## Begin DATA RECORDS
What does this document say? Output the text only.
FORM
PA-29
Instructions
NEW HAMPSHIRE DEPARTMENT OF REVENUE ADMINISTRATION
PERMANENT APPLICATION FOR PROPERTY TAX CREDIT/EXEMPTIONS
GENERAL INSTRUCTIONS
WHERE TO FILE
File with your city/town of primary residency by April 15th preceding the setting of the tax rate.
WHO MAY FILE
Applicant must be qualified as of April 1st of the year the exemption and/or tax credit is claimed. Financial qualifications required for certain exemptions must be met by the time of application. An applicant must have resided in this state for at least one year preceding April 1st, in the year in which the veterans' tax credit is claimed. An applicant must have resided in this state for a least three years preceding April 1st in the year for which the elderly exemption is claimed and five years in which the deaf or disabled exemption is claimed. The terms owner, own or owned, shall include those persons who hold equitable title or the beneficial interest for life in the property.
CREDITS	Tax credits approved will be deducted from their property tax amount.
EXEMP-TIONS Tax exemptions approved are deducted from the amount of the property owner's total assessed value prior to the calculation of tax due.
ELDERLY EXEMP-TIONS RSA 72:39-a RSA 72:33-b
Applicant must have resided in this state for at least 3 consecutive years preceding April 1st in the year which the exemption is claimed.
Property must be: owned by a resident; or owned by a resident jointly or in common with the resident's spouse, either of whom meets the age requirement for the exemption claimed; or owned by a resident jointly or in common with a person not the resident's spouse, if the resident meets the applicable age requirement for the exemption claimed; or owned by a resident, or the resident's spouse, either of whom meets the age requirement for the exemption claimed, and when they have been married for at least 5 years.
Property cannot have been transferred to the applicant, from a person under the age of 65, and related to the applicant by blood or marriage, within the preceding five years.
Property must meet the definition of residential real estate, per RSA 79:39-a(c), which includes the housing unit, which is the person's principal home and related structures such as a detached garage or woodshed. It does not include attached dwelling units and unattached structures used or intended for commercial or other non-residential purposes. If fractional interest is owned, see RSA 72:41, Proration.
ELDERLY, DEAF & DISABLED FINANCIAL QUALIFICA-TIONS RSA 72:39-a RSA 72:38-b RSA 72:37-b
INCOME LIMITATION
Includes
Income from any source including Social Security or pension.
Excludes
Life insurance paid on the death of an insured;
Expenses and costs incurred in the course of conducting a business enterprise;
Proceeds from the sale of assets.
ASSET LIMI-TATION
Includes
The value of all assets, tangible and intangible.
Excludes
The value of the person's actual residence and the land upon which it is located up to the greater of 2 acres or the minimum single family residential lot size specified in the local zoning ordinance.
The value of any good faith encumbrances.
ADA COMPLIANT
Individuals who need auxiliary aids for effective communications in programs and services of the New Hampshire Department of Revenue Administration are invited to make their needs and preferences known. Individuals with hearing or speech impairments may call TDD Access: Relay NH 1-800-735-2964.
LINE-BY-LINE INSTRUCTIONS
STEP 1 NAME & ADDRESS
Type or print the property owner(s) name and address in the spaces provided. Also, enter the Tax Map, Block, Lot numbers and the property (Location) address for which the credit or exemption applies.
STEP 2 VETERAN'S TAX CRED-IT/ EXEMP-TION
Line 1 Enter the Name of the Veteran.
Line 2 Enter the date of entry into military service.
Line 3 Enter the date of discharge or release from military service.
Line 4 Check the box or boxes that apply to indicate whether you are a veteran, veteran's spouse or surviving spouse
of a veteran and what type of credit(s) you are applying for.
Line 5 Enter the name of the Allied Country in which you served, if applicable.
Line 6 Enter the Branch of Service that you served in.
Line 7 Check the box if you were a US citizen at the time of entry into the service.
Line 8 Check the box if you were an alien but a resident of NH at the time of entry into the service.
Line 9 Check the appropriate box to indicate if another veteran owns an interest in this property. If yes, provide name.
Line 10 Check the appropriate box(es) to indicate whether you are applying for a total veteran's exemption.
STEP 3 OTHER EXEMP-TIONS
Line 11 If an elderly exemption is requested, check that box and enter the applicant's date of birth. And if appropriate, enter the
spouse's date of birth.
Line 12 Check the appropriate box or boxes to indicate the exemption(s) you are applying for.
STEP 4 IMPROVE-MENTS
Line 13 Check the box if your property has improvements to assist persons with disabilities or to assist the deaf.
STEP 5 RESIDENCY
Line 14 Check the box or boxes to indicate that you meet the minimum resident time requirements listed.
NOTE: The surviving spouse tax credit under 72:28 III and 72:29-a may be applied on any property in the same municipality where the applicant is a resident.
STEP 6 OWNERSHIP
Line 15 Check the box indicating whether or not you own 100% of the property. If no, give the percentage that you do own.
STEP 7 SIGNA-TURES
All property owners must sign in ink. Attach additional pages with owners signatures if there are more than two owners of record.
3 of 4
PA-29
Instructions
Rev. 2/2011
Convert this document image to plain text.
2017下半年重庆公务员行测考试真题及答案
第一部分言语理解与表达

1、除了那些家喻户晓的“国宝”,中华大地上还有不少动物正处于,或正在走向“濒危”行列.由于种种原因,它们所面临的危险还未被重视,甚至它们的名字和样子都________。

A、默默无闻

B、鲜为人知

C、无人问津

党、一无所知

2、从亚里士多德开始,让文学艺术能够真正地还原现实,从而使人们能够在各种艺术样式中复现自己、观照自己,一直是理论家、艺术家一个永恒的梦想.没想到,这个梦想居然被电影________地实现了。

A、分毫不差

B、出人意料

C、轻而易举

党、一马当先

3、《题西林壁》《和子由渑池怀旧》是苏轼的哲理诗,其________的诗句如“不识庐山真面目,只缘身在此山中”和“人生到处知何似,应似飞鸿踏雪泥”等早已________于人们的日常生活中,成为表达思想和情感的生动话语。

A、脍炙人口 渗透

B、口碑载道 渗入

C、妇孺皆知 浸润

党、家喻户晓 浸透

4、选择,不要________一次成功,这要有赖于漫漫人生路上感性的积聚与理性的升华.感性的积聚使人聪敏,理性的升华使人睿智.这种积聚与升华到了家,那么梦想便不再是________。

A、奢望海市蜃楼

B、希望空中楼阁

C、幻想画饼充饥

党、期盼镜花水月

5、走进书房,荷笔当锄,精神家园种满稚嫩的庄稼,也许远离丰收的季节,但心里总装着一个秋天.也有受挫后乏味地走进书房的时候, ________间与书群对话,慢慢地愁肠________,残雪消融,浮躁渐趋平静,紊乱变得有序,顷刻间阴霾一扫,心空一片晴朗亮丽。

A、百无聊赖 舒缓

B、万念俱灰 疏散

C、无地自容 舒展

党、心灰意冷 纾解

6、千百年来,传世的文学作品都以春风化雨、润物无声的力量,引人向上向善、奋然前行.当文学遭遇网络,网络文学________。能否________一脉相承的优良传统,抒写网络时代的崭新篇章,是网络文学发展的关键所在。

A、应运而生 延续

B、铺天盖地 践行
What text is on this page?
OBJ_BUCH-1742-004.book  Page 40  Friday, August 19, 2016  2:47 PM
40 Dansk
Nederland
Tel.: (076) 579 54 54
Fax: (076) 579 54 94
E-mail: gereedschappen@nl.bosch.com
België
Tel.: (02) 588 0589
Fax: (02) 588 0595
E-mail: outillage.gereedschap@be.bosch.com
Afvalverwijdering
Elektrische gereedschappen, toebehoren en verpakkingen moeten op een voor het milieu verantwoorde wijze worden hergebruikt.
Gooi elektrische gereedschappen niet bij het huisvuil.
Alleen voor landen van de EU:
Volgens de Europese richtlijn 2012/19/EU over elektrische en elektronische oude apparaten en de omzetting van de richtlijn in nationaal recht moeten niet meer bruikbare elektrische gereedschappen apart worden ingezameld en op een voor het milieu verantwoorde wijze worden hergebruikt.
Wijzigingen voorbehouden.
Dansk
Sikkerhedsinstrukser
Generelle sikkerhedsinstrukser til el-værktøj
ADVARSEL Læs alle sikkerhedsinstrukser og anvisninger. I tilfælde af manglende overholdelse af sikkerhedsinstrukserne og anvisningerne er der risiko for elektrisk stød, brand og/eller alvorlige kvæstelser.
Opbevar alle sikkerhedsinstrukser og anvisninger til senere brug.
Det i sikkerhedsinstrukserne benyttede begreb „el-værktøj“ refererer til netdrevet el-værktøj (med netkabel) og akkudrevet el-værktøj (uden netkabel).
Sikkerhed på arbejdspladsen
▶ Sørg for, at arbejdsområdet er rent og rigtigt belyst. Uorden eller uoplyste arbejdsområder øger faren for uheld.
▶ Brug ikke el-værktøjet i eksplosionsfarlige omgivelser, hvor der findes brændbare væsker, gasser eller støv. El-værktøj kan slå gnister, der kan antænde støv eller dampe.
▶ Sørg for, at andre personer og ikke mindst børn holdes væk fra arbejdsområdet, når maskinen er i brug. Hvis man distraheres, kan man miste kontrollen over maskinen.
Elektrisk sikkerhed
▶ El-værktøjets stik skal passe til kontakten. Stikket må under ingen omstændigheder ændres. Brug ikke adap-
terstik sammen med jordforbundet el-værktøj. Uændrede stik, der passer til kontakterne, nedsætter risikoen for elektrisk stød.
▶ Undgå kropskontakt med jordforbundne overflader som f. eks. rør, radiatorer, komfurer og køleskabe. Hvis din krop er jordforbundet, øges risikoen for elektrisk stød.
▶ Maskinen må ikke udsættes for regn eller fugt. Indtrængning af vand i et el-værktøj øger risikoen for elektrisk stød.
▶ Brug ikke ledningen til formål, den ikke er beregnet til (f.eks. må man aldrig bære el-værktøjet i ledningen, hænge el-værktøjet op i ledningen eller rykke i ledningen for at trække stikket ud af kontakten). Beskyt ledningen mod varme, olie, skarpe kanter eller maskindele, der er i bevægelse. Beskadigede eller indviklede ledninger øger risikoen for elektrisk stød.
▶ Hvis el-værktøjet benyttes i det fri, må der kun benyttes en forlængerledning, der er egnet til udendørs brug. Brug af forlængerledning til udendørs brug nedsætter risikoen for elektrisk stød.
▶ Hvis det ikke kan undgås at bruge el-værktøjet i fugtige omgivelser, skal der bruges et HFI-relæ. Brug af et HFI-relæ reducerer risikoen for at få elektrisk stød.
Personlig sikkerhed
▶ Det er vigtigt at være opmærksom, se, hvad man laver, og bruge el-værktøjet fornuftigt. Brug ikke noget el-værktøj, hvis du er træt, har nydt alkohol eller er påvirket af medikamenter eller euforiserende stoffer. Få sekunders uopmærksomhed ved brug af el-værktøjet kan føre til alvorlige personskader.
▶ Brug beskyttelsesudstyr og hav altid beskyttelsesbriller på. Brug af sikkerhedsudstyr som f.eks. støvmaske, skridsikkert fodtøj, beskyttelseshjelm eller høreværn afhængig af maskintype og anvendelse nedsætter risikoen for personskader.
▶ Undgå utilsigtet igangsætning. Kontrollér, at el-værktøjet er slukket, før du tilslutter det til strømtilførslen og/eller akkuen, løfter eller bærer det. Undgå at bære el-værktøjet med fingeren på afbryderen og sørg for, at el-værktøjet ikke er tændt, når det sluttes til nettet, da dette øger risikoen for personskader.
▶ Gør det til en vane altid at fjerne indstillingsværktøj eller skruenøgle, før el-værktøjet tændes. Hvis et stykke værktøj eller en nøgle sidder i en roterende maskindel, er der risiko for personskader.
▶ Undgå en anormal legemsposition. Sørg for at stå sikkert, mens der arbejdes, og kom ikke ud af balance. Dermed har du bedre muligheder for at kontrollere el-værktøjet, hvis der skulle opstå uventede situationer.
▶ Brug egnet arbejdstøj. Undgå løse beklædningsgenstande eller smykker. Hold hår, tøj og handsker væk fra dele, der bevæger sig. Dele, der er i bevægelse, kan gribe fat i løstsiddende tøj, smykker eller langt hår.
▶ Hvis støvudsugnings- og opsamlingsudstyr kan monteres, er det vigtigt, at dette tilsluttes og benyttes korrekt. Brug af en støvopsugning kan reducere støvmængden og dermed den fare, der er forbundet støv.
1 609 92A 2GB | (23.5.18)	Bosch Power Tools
## End DATA RECORDS
> _STATED TASK_
Only the count is wanted: report how many lines of the material above hold the word "worden".

> _RESPONSE TO THIS EXERCISE_
2